__EXERCISE__
Write out the whole listing again, exactly.

__ENTRIES PROVIDED__

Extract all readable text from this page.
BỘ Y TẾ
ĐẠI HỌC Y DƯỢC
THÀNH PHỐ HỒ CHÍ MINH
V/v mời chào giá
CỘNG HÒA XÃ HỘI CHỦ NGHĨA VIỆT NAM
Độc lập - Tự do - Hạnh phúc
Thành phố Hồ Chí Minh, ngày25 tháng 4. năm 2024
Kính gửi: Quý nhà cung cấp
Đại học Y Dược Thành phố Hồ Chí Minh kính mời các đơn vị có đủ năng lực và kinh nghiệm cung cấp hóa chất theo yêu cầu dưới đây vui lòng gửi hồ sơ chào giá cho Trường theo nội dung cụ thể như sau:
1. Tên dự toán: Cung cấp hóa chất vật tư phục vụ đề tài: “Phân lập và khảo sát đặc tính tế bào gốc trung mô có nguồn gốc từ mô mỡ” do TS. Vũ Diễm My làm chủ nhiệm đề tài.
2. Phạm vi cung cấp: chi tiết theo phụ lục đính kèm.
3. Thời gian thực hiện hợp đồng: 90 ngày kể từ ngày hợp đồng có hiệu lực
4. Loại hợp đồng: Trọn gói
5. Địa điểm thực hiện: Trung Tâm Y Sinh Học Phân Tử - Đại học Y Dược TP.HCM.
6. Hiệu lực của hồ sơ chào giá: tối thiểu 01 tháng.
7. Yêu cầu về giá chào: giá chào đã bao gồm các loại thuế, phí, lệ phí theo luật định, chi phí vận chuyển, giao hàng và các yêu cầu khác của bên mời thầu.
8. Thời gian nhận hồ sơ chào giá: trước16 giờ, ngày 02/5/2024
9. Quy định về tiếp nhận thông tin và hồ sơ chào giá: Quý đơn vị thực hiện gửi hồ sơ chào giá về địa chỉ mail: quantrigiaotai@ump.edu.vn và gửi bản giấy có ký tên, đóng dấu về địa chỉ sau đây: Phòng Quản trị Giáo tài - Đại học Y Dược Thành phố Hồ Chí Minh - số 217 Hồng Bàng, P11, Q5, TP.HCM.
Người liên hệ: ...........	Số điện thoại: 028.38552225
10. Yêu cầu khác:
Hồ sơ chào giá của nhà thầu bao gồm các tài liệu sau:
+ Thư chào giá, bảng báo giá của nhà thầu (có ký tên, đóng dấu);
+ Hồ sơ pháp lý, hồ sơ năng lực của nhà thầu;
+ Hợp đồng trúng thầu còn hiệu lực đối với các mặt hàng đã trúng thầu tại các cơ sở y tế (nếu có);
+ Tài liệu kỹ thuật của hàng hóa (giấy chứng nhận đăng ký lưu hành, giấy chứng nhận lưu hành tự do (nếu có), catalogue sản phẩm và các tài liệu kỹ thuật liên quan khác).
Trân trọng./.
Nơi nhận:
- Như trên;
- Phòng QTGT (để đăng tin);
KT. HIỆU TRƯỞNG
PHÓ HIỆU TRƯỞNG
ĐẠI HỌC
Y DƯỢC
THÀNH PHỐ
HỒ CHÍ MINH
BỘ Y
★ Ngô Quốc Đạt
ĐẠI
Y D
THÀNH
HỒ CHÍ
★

__TASK SOLUTION__
Extract all readable text from this page.
BỘ Y TẾ
ĐẠI HỌC Y DƯỢC
THÀNH PHỐ HỒ CHÍ MINH
V/v mời chào giá
CỘNG HÒA XÃ HỘI CHỦ NGHĨA VIỆT NAM
Độc lập - Tự do - Hạnh phúc
Thành phố Hồ Chí Minh, ngày25 tháng 4. năm 2024
Kính gửi: Quý nhà cung cấp
Đại học Y Dược Thành phố Hồ Chí Minh kính mời các đơn vị có đủ năng lực và kinh nghiệm cung cấp hóa chất theo yêu cầu dưới đây vui lòng gửi hồ sơ chào giá cho Trường theo nội dung cụ thể như sau:
1. Tên dự toán: Cung cấp hóa chất vật tư phục vụ đề tài: “Phân lập và khảo sát đặc tính tế bào gốc trung mô có nguồn gốc từ mô mỡ” do TS. Vũ Diễm My làm chủ nhiệm đề tài.
2. Phạm vi cung cấp: chi tiết theo phụ lục đính kèm.
3. Thời gian thực hiện hợp đồng: 90 ngày kể từ ngày hợp đồng có hiệu lực
4. Loại hợp đồng: Trọn gói
5. Địa điểm thực hiện: Trung Tâm Y Sinh Học Phân Tử - Đại học Y Dược TP.HCM.
6. Hiệu lực của hồ sơ chào giá: tối thiểu 01 tháng.
7. Yêu cầu về giá chào: giá chào đã bao gồm các loại thuế, phí, lệ phí theo luật định, chi phí vận chuyển, giao hàng và các yêu cầu khác của bên mời thầu.
8. Thời gian nhận hồ sơ chào giá: trước16 giờ, ngày 02/5/2024
9. Quy định về tiếp nhận thông tin và hồ sơ chào giá: Quý đơn vị thực hiện gửi hồ sơ chào giá về địa chỉ mail: quantrigiaotai@ump.edu.vn và gửi bản giấy có ký tên, đóng dấu về địa chỉ sau đây: Phòng Quản trị Giáo tài - Đại học Y Dược Thành phố Hồ Chí Minh - số 217 Hồng Bàng, P11, Q5, TP.HCM.
Người liên hệ: ...........	Số điện thoại: 028.38552225
10. Yêu cầu khác:
Hồ sơ chào giá của nhà thầu bao gồm các tài liệu sau:
+ Thư chào giá, bảng báo giá của nhà thầu (có ký tên, đóng dấu);
+ Hồ sơ pháp lý, hồ sơ năng lực của nhà thầu;
+ Hợp đồng trúng thầu còn hiệu lực đối với các mặt hàng đã trúng thầu tại các cơ sở y tế (nếu có);
+ Tài liệu kỹ thuật của hàng hóa (giấy chứng nhận đăng ký lưu hành, giấy chứng nhận lưu hành tự do (nếu có), catalogue sản phẩm và các tài liệu kỹ thuật liên quan khác).
Trân trọng./.
Nơi nhận:
- Như trên;
- Phòng QTGT (để đăng tin);
KT. HIỆU TRƯỞNG
PHÓ HIỆU TRƯỞNG
ĐẠI HỌC
Y DƯỢC
THÀNH PHỐ
HỒ CHÍ MINH
BỘ Y
★ Ngô Quốc Đạt
ĐẠI
Y D
THÀNH
HỒ CHÍ
★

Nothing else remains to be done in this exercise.